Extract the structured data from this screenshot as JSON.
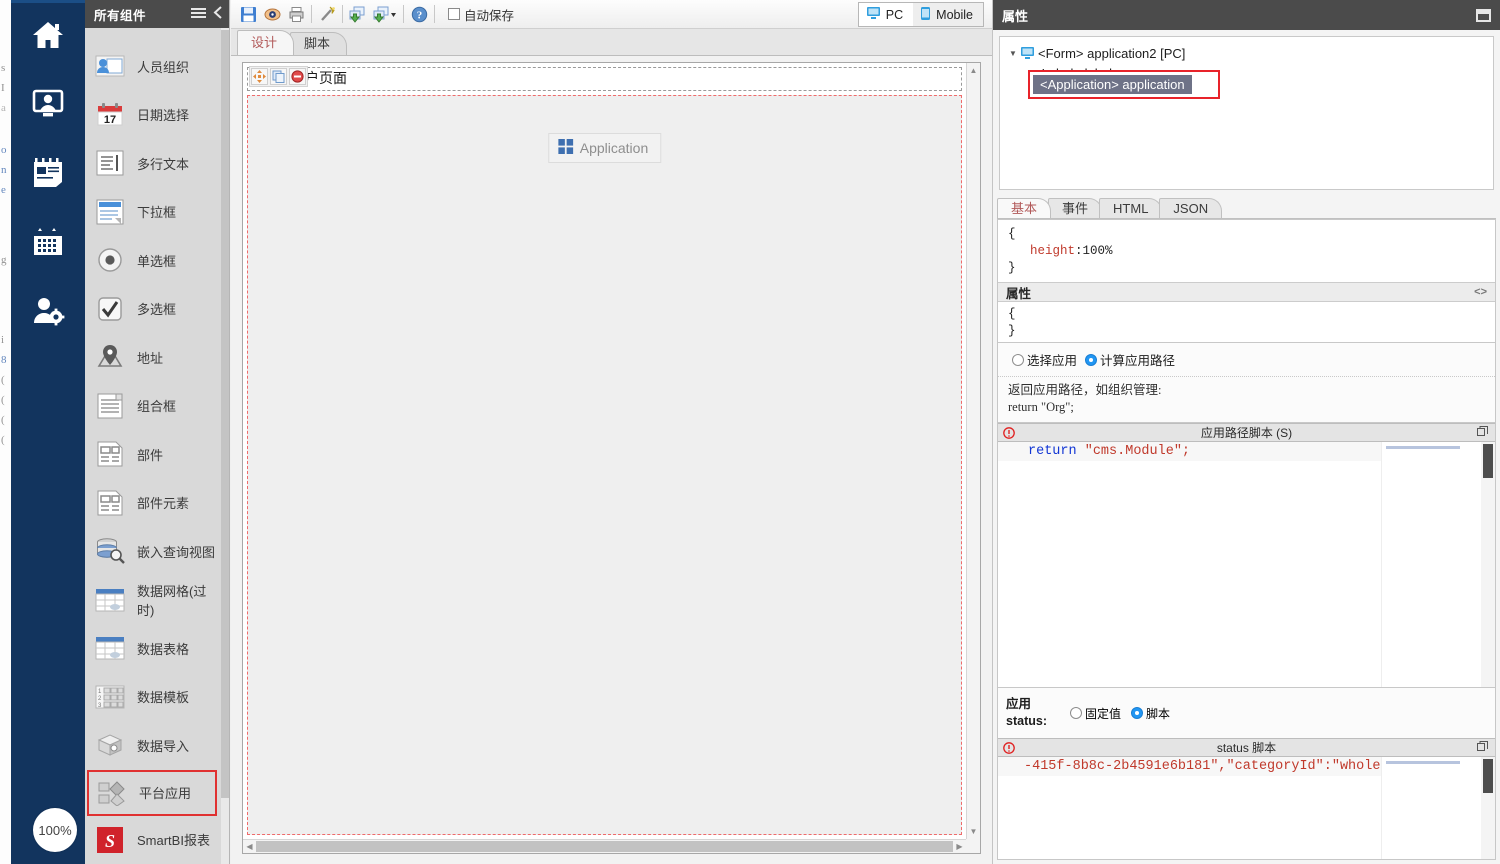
{
  "rail": {
    "items": [
      {
        "name": "home-icon",
        "label": "首页"
      },
      {
        "name": "user-monitor-icon",
        "label": "用户"
      },
      {
        "name": "news-icon",
        "label": "资讯"
      },
      {
        "name": "calendar-icon",
        "label": "日历"
      },
      {
        "name": "user-settings-icon",
        "label": "用户设置"
      }
    ],
    "zoom_badge": "100%"
  },
  "palette": {
    "title": "所有组件",
    "menu_icon": "hamburger-icon",
    "collapse_icon": "chevron-left-icon",
    "items": [
      {
        "label": "人员组织",
        "icon": "person-org-icon"
      },
      {
        "label": "日期选择",
        "icon": "date-picker-icon",
        "day": "17"
      },
      {
        "label": "多行文本",
        "icon": "multiline-text-icon"
      },
      {
        "label": "下拉框",
        "icon": "dropdown-icon"
      },
      {
        "label": "单选框",
        "icon": "radio-icon"
      },
      {
        "label": "多选框",
        "icon": "checkbox-icon"
      },
      {
        "label": "地址",
        "icon": "map-pin-icon"
      },
      {
        "label": "组合框",
        "icon": "combobox-icon"
      },
      {
        "label": "部件",
        "icon": "widget-icon"
      },
      {
        "label": "部件元素",
        "icon": "widget-element-icon"
      },
      {
        "label": "嵌入查询视图",
        "icon": "db-search-icon"
      },
      {
        "label": "数据网格(过时)",
        "icon": "data-grid-icon"
      },
      {
        "label": "数据表格",
        "icon": "data-table-icon"
      },
      {
        "label": "数据模板",
        "icon": "data-template-icon"
      },
      {
        "label": "平台应用",
        "icon": "platform-app-icon",
        "selected": true
      },
      {
        "label": "数据导入",
        "icon": "data-import-icon"
      },
      {
        "label": "SmartBI报表",
        "icon": "smartbi-icon"
      }
    ]
  },
  "toolbar": {
    "buttons": [
      {
        "name": "save-icon",
        "title": "保存"
      },
      {
        "name": "preview-icon",
        "title": "预览"
      },
      {
        "name": "print-icon",
        "title": "打印"
      },
      {
        "name": "wand-icon",
        "title": "向导"
      },
      {
        "name": "publish-icon",
        "title": "发布"
      },
      {
        "name": "publish-as-icon",
        "title": "发布为"
      },
      {
        "name": "help-icon",
        "title": "帮助"
      }
    ],
    "autosave_label": "自动保存",
    "autosave_checked": false,
    "device": {
      "pc_label": "PC",
      "mobile_label": "Mobile",
      "active": "PC"
    }
  },
  "center_tabs": [
    {
      "label": "设计",
      "active": true
    },
    {
      "label": "脚本",
      "active": false
    }
  ],
  "canvas": {
    "form_title": "户页面",
    "mini_tools": [
      "move-icon",
      "copy-icon",
      "delete-icon"
    ],
    "widget_label": "Application",
    "widget_icon": "application-grid-icon"
  },
  "props": {
    "title": "属性",
    "minimize_icon": "minimize-icon",
    "tree": {
      "root": "<Form> application2 [PC]",
      "child": "<Label> label",
      "selected": "<Application> application"
    },
    "tabs": [
      {
        "label": "基本",
        "active": true
      },
      {
        "label": "事件",
        "active": false
      },
      {
        "label": "HTML",
        "active": false
      },
      {
        "label": "JSON",
        "active": false
      }
    ],
    "style_code": {
      "open": "{",
      "key": "height",
      "value": "100%",
      "close": "}"
    },
    "attr_section": {
      "title": "属性",
      "expand_icon": "code-brackets-icon",
      "open": "{",
      "close": "}"
    },
    "app_mode": {
      "option_select": "选择应用",
      "option_compute": "计算应用路径",
      "selected": "计算应用路径"
    },
    "hint": {
      "line1": "返回应用路径，如组织管理:",
      "line2": "return \"Org\";"
    },
    "path_script": {
      "header": "应用路径脚本 (S)",
      "error_icon": "error-icon",
      "restore_icon": "restore-icon",
      "keyword": "return",
      "string": "\"cms.Module\";"
    },
    "status_group": {
      "label_line1": "应用",
      "label_line2": "status:",
      "option_fixed": "固定值",
      "option_script": "脚本",
      "selected": "脚本"
    },
    "status_script": {
      "header": "status 脚本",
      "error_icon": "error-icon",
      "restore_icon": "restore-icon",
      "code": "-415f-8b8c-2b4591e6b181\",\"categoryId\":\"whole\"",
      "code_tail": "}"
    }
  },
  "bg_ghost_lines": [
    "s",
    "I",
    "a",
    "o",
    "n",
    "e",
    "g",
    "i",
    "8",
    "(",
    "(",
    "(",
    "("
  ]
}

[Given instruction] All of the material above is to be copied exactly, except for its images.

[Result below]
Extract the structured data from this screenshot as JSON.
{
  "rail": {
    "items": [
      {
        "name": "home-icon",
        "label": "首页"
      },
      {
        "name": "user-monitor-icon",
        "label": "用户"
      },
      {
        "name": "news-icon",
        "label": "资讯"
      },
      {
        "name": "calendar-icon",
        "label": "日历"
      },
      {
        "name": "user-settings-icon",
        "label": "用户设置"
      }
    ],
    "zoom_badge": "100%"
  },
  "palette": {
    "title": "所有组件",
    "menu_icon": "hamburger-icon",
    "collapse_icon": "chevron-left-icon",
    "items": [
      {
        "label": "人员组织",
        "icon": "person-org-icon"
      },
      {
        "label": "日期选择",
        "icon": "date-picker-icon",
        "day": "17"
      },
      {
        "label": "多行文本",
        "icon": "multiline-text-icon"
      },
      {
        "label": "下拉框",
        "icon": "dropdown-icon"
      },
      {
        "label": "单选框",
        "icon": "radio-icon"
      },
      {
        "label": "多选框",
        "icon": "checkbox-icon"
      },
      {
        "label": "地址",
        "icon": "map-pin-icon"
      },
      {
        "label": "组合框",
        "icon": "combobox-icon"
      },
      {
        "label": "部件",
        "icon": "widget-icon"
      },
      {
        "label": "部件元素",
        "icon": "widget-element-icon"
      },
      {
        "label": "嵌入查询视图",
        "icon": "db-search-icon"
      },
      {
        "label": "数据网格(过时)",
        "icon": "data-grid-icon"
      },
      {
        "label": "数据表格",
        "icon": "data-table-icon"
      },
      {
        "label": "数据模板",
        "icon": "data-template-icon"
      },
      {
        "label": "平台应用",
        "icon": "platform-app-icon",
        "selected": true
      },
      {
        "label": "数据导入",
        "icon": "data-import-icon"
      },
      {
        "label": "SmartBI报表",
        "icon": "smartbi-icon"
      }
    ]
  },
  "toolbar": {
    "buttons": [
      {
        "name": "save-icon",
        "title": "保存"
      },
      {
        "name": "preview-icon",
        "title": "预览"
      },
      {
        "name": "print-icon",
        "title": "打印"
      },
      {
        "name": "wand-icon",
        "title": "向导"
      },
      {
        "name": "publish-icon",
        "title": "发布"
      },
      {
        "name": "publish-as-icon",
        "title": "发布为"
      },
      {
        "name": "help-icon",
        "title": "帮助"
      }
    ],
    "autosave_label": "自动保存",
    "autosave_checked": false,
    "device": {
      "pc_label": "PC",
      "mobile_label": "Mobile",
      "active": "PC"
    }
  },
  "center_tabs": [
    {
      "label": "设计",
      "active": true
    },
    {
      "label": "脚本",
      "active": false
    }
  ],
  "canvas": {
    "form_title": "户页面",
    "mini_tools": [
      "move-icon",
      "copy-icon",
      "delete-icon"
    ],
    "widget_label": "Application",
    "widget_icon": "application-grid-icon"
  },
  "props": {
    "title": "属性",
    "minimize_icon": "minimize-icon",
    "tree": {
      "root": "<Form> application2 [PC]",
      "child": "<Label> label",
      "selected": "<Application> application"
    },
    "tabs": [
      {
        "label": "基本",
        "active": true
      },
      {
        "label": "事件",
        "active": false
      },
      {
        "label": "HTML",
        "active": false
      },
      {
        "label": "JSON",
        "active": false
      }
    ],
    "style_code": {
      "open": "{",
      "key": "height",
      "value": "100%",
      "close": "}"
    },
    "attr_section": {
      "title": "属性",
      "expand_icon": "code-brackets-icon",
      "open": "{",
      "close": "}"
    },
    "app_mode": {
      "option_select": "选择应用",
      "option_compute": "计算应用路径",
      "selected": "计算应用路径"
    },
    "hint": {
      "line1": "返回应用路径，如组织管理:",
      "line2": "return \"Org\";"
    },
    "path_script": {
      "header": "应用路径脚本 (S)",
      "error_icon": "error-icon",
      "restore_icon": "restore-icon",
      "keyword": "return",
      "string": "\"cms.Module\";"
    },
    "status_group": {
      "label_line1": "应用",
      "label_line2": "status:",
      "option_fixed": "固定值",
      "option_script": "脚本",
      "selected": "脚本"
    },
    "status_script": {
      "header": "status 脚本",
      "error_icon": "error-icon",
      "restore_icon": "restore-icon",
      "code": "-415f-8b8c-2b4591e6b181\",\"categoryId\":\"whole\"",
      "code_tail": "}"
    }
  },
  "bg_ghost_lines": [
    "s",
    "I",
    "a",
    "o",
    "n",
    "e",
    "g",
    "i",
    "8",
    "(",
    "(",
    "(",
    "("
  ]
}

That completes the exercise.